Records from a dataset
— Begin —
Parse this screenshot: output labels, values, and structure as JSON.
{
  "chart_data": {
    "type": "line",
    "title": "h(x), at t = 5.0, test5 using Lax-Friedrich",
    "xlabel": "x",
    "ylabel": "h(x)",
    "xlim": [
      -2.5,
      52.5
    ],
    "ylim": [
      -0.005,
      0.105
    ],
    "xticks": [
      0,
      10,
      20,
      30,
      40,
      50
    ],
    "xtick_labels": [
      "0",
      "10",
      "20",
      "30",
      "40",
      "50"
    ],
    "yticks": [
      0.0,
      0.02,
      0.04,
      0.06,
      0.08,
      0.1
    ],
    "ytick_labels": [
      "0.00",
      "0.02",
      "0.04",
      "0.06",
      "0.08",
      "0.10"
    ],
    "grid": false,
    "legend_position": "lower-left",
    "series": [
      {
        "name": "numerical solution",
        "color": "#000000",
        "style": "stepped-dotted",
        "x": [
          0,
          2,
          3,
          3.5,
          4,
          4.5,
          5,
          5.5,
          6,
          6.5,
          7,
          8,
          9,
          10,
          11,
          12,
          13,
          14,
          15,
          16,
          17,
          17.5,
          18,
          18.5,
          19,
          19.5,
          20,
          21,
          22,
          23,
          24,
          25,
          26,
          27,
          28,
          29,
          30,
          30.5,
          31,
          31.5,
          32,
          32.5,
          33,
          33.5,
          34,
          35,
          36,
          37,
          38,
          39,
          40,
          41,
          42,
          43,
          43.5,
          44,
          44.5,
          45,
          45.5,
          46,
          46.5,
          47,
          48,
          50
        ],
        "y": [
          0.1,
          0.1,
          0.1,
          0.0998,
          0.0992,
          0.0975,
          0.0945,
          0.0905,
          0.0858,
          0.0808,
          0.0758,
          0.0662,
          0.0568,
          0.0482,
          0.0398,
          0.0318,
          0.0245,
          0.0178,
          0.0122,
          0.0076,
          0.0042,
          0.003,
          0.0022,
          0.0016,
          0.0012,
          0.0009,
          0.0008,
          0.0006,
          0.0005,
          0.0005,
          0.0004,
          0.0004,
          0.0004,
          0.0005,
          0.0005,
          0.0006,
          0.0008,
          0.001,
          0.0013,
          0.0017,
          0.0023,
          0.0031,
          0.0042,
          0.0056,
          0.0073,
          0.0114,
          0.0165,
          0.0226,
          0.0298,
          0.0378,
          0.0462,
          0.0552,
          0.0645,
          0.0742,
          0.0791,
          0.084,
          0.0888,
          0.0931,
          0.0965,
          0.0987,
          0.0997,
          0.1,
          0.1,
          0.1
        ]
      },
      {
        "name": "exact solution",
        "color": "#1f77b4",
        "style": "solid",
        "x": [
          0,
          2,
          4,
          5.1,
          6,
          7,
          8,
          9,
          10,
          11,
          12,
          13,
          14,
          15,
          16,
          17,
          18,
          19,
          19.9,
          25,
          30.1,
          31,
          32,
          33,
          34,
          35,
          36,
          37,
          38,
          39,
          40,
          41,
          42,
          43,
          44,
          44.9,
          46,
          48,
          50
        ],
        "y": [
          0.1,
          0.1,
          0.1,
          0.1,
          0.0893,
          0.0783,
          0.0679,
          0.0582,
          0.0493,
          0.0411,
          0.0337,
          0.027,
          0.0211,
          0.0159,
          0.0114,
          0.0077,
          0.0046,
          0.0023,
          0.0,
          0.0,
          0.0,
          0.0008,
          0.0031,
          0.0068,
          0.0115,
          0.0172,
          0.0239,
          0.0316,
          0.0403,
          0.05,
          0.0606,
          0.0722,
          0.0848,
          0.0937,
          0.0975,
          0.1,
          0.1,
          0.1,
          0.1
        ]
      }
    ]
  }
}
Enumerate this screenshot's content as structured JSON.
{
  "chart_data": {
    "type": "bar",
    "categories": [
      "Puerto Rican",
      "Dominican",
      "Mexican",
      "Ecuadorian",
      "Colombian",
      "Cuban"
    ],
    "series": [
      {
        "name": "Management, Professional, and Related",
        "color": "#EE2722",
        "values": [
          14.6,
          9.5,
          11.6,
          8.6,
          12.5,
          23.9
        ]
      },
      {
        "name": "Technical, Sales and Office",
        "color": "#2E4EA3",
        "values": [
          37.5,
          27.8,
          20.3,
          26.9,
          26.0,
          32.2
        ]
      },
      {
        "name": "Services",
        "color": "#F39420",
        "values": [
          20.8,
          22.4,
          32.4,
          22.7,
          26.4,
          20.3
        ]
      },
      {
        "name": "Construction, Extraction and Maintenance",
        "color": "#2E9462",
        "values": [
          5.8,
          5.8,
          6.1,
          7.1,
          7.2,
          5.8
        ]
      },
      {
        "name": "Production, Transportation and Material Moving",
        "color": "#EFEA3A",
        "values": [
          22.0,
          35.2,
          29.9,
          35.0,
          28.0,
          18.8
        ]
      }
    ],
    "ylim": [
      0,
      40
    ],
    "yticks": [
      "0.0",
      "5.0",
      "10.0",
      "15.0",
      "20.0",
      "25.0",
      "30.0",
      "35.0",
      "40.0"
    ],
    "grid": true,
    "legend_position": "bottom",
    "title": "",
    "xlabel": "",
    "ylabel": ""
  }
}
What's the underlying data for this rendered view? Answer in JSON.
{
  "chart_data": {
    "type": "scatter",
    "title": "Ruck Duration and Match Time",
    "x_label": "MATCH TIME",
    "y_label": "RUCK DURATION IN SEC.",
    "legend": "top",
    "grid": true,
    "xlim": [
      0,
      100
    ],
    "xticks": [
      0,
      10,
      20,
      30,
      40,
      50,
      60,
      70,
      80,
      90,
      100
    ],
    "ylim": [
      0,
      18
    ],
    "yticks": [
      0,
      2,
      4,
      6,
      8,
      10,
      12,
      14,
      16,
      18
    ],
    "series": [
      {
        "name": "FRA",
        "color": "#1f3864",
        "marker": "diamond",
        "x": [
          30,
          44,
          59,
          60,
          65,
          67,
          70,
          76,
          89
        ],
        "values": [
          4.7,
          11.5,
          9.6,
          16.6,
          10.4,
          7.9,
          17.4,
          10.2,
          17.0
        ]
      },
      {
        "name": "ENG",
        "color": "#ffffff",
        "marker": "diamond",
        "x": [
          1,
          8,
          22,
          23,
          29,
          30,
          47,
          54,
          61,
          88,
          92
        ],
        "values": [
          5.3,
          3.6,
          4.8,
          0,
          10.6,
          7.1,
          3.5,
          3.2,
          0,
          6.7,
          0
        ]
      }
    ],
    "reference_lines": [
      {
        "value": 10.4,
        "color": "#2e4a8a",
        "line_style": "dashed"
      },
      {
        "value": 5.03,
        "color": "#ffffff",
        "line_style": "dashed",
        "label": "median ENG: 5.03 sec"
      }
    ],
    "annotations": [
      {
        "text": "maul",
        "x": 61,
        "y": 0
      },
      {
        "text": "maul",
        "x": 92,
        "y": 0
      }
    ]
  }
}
— End —
WORK REQUIRED: Write out the whole listing exactly.

WRITTEN REPLY:
Parse this screenshot: output labels, values, and structure as JSON.
{
  "chart_data": {
    "type": "line",
    "title": "h(x), at t = 5.0, test5 using Lax-Friedrich",
    "xlabel": "x",
    "ylabel": "h(x)",
    "xlim": [
      -2.5,
      52.5
    ],
    "ylim": [
      -0.005,
      0.105
    ],
    "xticks": [
      0,
      10,
      20,
      30,
      40,
      50
    ],
    "xtick_labels": [
      "0",
      "10",
      "20",
      "30",
      "40",
      "50"
    ],
    "yticks": [
      0.0,
      0.02,
      0.04,
      0.06,
      0.08,
      0.1
    ],
    "ytick_labels": [
      "0.00",
      "0.02",
      "0.04",
      "0.06",
      "0.08",
      "0.10"
    ],
    "grid": false,
    "legend_position": "lower-left",
    "series": [
      {
        "name": "numerical solution",
        "color": "#000000",
        "style": "stepped-dotted",
        "x": [
          0,
          2,
          3,
          3.5,
          4,
          4.5,
          5,
          5.5,
          6,
          6.5,
          7,
          8,
          9,
          10,
          11,
          12,
          13,
          14,
          15,
          16,
          17,
          17.5,
          18,
          18.5,
          19,
          19.5,
          20,
          21,
          22,
          23,
          24,
          25,
          26,
          27,
          28,
          29,
          30,
          30.5,
          31,
          31.5,
          32,
          32.5,
          33,
          33.5,
          34,
          35,
          36,
          37,
          38,
          39,
          40,
          41,
          42,
          43,
          43.5,
          44,
          44.5,
          45,
          45.5,
          46,
          46.5,
          47,
          48,
          50
        ],
        "y": [
          0.1,
          0.1,
          0.1,
          0.0998,
          0.0992,
          0.0975,
          0.0945,
          0.0905,
          0.0858,
          0.0808,
          0.0758,
          0.0662,
          0.0568,
          0.0482,
          0.0398,
          0.0318,
          0.0245,
          0.0178,
          0.0122,
          0.0076,
          0.0042,
          0.003,
          0.0022,
          0.0016,
          0.0012,
          0.0009,
          0.0008,
          0.0006,
          0.0005,
          0.0005,
          0.0004,
          0.0004,
          0.0004,
          0.0005,
          0.0005,
          0.0006,
          0.0008,
          0.001,
          0.0013,
          0.0017,
          0.0023,
          0.0031,
          0.0042,
          0.0056,
          0.0073,
          0.0114,
          0.0165,
          0.0226,
          0.0298,
          0.0378,
          0.0462,
          0.0552,
          0.0645,
          0.0742,
          0.0791,
          0.084,
          0.0888,
          0.0931,
          0.0965,
          0.0987,
          0.0997,
          0.1,
          0.1,
          0.1
        ]
      },
      {
        "name": "exact solution",
        "color": "#1f77b4",
        "style": "solid",
        "x": [
          0,
          2,
          4,
          5.1,
          6,
          7,
          8,
          9,
          10,
          11,
          12,
          13,
          14,
          15,
          16,
          17,
          18,
          19,
          19.9,
          25,
          30.1,
          31,
          32,
          33,
          34,
          35,
          36,
          37,
          38,
          39,
          40,
          41,
          42,
          43,
          44,
          44.9,
          46,
          48,
          50
        ],
        "y": [
          0.1,
          0.1,
          0.1,
          0.1,
          0.0893,
          0.0783,
          0.0679,
          0.0582,
          0.0493,
          0.0411,
          0.0337,
          0.027,
          0.0211,
          0.0159,
          0.0114,
          0.0077,
          0.0046,
          0.0023,
          0.0,
          0.0,
          0.0,
          0.0008,
          0.0031,
          0.0068,
          0.0115,
          0.0172,
          0.0239,
          0.0316,
          0.0403,
          0.05,
          0.0606,
          0.0722,
          0.0848,
          0.0937,
          0.0975,
          0.1,
          0.1,
          0.1,
          0.1
        ]
      }
    ]
  }
}
Enumerate this screenshot's content as structured JSON.
{
  "chart_data": {
    "type": "bar",
    "categories": [
      "Puerto Rican",
      "Dominican",
      "Mexican",
      "Ecuadorian",
      "Colombian",
      "Cuban"
    ],
    "series": [
      {
        "name": "Management, Professional, and Related",
        "color": "#EE2722",
        "values": [
          14.6,
          9.5,
          11.6,
          8.6,
          12.5,
          23.9
        ]
      },
      {
        "name": "Technical, Sales and Office",
        "color": "#2E4EA3",
        "values": [
          37.5,
          27.8,
          20.3,
          26.9,
          26.0,
          32.2
        ]
      },
      {
        "name": "Services",
        "color": "#F39420",
        "values": [
          20.8,
          22.4,
          32.4,
          22.7,
          26.4,
          20.3
        ]
      },
      {
        "name": "Construction, Extraction and Maintenance",
        "color": "#2E9462",
        "values": [
          5.8,
          5.8,
          6.1,
          7.1,
          7.2,
          5.8
        ]
      },
      {
        "name": "Production, Transportation and Material Moving",
        "color": "#EFEA3A",
        "values": [
          22.0,
          35.2,
          29.9,
          35.0,
          28.0,
          18.8
        ]
      }
    ],
    "ylim": [
      0,
      40
    ],
    "yticks": [
      "0.0",
      "5.0",
      "10.0",
      "15.0",
      "20.0",
      "25.0",
      "30.0",
      "35.0",
      "40.0"
    ],
    "grid": true,
    "legend_position": "bottom",
    "title": "",
    "xlabel": "",
    "ylabel": ""
  }
}
What's the underlying data for this rendered view? Answer in JSON.
{
  "chart_data": {
    "type": "scatter",
    "title": "Ruck Duration and Match Time",
    "x_label": "MATCH TIME",
    "y_label": "RUCK DURATION IN SEC.",
    "legend": "top",
    "grid": true,
    "xlim": [
      0,
      100
    ],
    "xticks": [
      0,
      10,
      20,
      30,
      40,
      50,
      60,
      70,
      80,
      90,
      100
    ],
    "ylim": [
      0,
      18
    ],
    "yticks": [
      0,
      2,
      4,
      6,
      8,
      10,
      12,
      14,
      16,
      18
    ],
    "series": [
      {
        "name": "FRA",
        "color": "#1f3864",
        "marker": "diamond",
        "x": [
          30,
          44,
          59,
          60,
          65,
          67,
          70,
          76,
          89
        ],
        "values": [
          4.7,
          11.5,
          9.6,
          16.6,
          10.4,
          7.9,
          17.4,
          10.2,
          17.0
        ]
      },
      {
        "name": "ENG",
        "color": "#ffffff",
        "marker": "diamond",
        "x": [
          1,
          8,
          22,
          23,
          29,
          30,
          47,
          54,
          61,
          88,
          92
        ],
        "values": [
          5.3,
          3.6,
          4.8,
          0,
          10.6,
          7.1,
          3.5,
          3.2,
          0,
          6.7,
          0
        ]
      }
    ],
    "reference_lines": [
      {
        "value": 10.4,
        "color": "#2e4a8a",
        "line_style": "dashed"
      },
      {
        "value": 5.03,
        "color": "#ffffff",
        "line_style": "dashed",
        "label": "median ENG: 5.03 sec"
      }
    ],
    "annotations": [
      {
        "text": "maul",
        "x": 61,
        "y": 0
      },
      {
        "text": "maul",
        "x": 92,
        "y": 0
      }
    ]
  }
}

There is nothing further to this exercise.